▶ [依頼内容]: 記録の最初から「teams-icon: T xyxy=(2010,85,2044,119)」を含む行までの範囲だけを、「bookmark-label」を「bookmark-text」に入れ替えて書き出してください。ほかの部分は一切変えないでください。

(データのまとまり)
******

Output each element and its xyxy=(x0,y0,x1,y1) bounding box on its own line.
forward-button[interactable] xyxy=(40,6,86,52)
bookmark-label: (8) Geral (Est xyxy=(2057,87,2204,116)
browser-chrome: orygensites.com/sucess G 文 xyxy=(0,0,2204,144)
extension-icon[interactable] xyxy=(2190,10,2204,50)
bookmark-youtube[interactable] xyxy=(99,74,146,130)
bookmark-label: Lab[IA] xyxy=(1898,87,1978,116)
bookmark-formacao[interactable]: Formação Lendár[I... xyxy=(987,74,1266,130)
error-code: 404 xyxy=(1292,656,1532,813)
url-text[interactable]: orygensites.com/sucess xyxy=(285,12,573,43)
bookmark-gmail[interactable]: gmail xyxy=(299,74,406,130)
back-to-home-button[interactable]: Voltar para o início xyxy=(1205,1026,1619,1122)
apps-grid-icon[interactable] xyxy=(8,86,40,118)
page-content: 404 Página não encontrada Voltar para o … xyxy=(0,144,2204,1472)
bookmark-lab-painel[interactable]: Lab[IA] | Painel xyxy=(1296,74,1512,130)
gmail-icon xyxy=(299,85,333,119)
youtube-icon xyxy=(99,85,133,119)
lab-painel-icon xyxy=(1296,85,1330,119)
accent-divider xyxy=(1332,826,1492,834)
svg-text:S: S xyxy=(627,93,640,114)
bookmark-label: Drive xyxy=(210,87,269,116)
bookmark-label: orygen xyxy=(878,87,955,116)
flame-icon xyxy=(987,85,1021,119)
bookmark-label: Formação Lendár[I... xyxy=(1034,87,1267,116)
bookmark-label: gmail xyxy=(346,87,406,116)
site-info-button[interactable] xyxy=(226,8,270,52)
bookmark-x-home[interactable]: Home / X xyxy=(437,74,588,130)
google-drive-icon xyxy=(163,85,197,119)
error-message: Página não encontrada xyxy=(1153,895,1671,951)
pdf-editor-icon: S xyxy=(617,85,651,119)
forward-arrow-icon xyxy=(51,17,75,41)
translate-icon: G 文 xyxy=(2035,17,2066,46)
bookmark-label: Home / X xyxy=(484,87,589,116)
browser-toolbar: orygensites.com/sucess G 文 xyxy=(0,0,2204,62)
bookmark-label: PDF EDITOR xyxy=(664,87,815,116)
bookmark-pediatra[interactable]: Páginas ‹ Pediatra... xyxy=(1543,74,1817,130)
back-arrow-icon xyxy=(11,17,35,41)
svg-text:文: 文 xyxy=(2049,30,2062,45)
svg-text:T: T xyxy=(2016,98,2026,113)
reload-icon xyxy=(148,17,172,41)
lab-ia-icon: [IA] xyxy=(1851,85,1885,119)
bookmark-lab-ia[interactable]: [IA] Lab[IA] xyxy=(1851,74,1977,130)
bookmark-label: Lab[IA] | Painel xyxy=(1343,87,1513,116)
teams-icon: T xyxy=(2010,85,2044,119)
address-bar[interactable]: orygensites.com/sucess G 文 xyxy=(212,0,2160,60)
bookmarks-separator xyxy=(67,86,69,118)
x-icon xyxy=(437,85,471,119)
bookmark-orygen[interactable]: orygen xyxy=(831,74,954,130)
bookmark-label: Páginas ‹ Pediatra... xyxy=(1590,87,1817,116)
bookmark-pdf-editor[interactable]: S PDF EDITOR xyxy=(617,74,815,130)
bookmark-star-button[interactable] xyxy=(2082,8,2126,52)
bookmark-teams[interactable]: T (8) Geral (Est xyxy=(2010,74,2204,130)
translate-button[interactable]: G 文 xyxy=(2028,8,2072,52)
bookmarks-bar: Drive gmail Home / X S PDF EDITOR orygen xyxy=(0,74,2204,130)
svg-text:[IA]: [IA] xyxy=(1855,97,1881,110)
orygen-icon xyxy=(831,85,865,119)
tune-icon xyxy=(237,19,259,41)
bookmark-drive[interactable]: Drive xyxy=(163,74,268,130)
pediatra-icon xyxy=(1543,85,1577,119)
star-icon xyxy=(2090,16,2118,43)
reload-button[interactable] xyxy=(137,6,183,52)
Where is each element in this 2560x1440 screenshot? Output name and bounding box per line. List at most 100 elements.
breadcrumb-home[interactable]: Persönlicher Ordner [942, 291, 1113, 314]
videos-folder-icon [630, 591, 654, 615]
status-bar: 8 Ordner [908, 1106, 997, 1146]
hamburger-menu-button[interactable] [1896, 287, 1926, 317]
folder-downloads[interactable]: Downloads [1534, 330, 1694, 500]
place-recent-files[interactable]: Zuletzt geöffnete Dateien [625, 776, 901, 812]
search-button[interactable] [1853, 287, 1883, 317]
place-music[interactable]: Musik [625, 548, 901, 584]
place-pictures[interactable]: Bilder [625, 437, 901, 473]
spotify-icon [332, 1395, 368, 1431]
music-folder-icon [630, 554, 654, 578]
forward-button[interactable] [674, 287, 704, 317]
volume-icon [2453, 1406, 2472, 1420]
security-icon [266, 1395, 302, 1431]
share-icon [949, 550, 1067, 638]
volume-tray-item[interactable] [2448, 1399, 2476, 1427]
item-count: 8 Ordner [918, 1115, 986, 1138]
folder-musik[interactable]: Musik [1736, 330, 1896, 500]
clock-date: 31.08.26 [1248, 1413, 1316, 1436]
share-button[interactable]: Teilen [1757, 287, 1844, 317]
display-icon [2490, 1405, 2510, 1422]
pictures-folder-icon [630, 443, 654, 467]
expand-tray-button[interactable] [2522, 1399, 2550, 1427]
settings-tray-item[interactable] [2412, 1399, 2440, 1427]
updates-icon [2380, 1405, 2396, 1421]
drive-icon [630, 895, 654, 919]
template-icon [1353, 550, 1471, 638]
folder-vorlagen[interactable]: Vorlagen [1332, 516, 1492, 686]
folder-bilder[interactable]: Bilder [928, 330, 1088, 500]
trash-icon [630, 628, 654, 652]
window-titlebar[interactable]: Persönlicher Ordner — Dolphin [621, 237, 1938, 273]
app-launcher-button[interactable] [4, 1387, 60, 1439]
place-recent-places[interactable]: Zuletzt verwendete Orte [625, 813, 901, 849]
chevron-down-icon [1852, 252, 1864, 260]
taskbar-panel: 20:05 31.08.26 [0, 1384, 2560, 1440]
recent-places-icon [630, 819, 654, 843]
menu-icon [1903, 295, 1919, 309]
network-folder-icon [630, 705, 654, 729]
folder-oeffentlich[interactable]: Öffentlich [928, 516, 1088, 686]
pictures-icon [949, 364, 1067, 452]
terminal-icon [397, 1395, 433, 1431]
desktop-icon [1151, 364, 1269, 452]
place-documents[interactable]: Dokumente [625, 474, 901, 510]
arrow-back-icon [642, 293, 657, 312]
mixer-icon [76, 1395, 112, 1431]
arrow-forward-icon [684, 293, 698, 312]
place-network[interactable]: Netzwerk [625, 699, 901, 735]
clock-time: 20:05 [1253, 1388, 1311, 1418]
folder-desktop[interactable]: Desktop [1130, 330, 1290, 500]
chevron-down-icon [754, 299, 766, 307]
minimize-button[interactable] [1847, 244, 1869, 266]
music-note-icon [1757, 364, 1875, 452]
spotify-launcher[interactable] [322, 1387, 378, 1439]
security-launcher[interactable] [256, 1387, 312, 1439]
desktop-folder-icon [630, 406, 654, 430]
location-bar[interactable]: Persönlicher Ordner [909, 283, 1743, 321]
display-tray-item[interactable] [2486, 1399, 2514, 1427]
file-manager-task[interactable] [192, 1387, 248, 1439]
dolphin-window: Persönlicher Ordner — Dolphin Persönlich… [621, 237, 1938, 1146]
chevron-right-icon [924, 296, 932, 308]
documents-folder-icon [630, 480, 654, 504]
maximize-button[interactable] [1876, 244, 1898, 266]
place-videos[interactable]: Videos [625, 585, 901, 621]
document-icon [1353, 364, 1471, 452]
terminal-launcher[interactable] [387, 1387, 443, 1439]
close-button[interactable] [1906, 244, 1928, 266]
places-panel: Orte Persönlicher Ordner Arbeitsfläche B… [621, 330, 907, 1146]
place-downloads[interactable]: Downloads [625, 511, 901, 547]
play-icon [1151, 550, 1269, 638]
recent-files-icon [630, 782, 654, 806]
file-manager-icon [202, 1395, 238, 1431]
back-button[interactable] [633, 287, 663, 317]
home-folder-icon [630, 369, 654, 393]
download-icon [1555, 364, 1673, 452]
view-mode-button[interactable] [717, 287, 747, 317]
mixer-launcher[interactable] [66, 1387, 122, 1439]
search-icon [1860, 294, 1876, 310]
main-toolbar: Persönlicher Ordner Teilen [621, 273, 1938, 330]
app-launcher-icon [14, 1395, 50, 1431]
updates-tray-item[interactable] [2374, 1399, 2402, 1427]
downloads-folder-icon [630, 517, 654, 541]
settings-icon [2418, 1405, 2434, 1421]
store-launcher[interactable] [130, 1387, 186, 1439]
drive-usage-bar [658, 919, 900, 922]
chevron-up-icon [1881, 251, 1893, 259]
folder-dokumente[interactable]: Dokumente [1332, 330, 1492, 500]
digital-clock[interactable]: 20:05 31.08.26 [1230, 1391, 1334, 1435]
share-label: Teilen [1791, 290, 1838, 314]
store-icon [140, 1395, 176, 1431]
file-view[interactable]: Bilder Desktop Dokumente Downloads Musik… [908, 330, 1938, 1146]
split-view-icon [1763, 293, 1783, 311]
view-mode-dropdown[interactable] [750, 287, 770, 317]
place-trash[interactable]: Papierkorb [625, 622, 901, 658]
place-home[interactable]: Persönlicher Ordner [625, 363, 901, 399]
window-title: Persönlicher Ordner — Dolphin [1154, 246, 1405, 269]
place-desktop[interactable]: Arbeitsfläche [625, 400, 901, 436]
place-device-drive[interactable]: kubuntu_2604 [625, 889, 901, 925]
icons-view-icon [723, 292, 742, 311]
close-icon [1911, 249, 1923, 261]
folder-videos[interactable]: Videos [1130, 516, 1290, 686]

******

▶ [正しい結果]:
Output each element and its xyxy=(x0,y0,x1,y1) bounding box on its own line.
forward-button[interactable] xyxy=(40,6,86,52)
bookmark-text: (8) Geral (Est xyxy=(2057,87,2204,116)
browser-chrome: orygensites.com/sucess G 文 xyxy=(0,0,2204,144)
extension-icon[interactable] xyxy=(2190,10,2204,50)
bookmark-youtube[interactable] xyxy=(99,74,146,130)
bookmark-text: Lab[IA] xyxy=(1898,87,1978,116)
bookmark-formacao[interactable]: Formação Lendár[I... xyxy=(987,74,1266,130)
error-code: 404 xyxy=(1292,656,1532,813)
url-text[interactable]: orygensites.com/sucess xyxy=(285,12,573,43)
bookmark-gmail[interactable]: gmail xyxy=(299,74,406,130)
back-to-home-button[interactable]: Voltar para o início xyxy=(1205,1026,1619,1122)
apps-grid-icon[interactable] xyxy=(8,86,40,118)
page-content: 404 Página não encontrada Voltar para o … xyxy=(0,144,2204,1472)
bookmark-lab-painel[interactable]: Lab[IA] | Painel xyxy=(1296,74,1512,130)
gmail-icon xyxy=(299,85,333,119)
youtube-icon xyxy=(99,85,133,119)
lab-painel-icon xyxy=(1296,85,1330,119)
accent-divider xyxy=(1332,826,1492,834)
svg-text:S: S xyxy=(627,93,640,114)
bookmark-text: Drive xyxy=(210,87,269,116)
bookmark-text: orygen xyxy=(878,87,955,116)
flame-icon xyxy=(987,85,1021,119)
bookmark-text: Formação Lendár[I... xyxy=(1034,87,1267,116)
bookmark-text: gmail xyxy=(346,87,406,116)
site-info-button[interactable] xyxy=(226,8,270,52)
bookmark-x-home[interactable]: Home / X xyxy=(437,74,588,130)
google-drive-icon xyxy=(163,85,197,119)
error-message: Página não encontrada xyxy=(1153,895,1671,951)
pdf-editor-icon: S xyxy=(617,85,651,119)
forward-arrow-icon xyxy=(51,17,75,41)
translate-icon: G 文 xyxy=(2035,17,2066,46)
bookmark-text: Home / X xyxy=(484,87,589,116)
browser-toolbar: orygensites.com/sucess G 文 xyxy=(0,0,2204,62)
bookmark-text: PDF EDITOR xyxy=(664,87,815,116)
bookmark-pediatra[interactable]: Páginas ‹ Pediatra... xyxy=(1543,74,1817,130)
back-arrow-icon xyxy=(11,17,35,41)
svg-text:文: 文 xyxy=(2049,30,2062,45)
svg-text:T: T xyxy=(2016,98,2026,113)
reload-icon xyxy=(148,17,172,41)
lab-ia-icon: [IA] xyxy=(1851,85,1885,119)
bookmark-lab-ia[interactable]: [IA] Lab[IA] xyxy=(1851,74,1977,130)
bookmark-text: Lab[IA] | Painel xyxy=(1343,87,1513,116)
teams-icon: T xyxy=(2010,85,2044,119)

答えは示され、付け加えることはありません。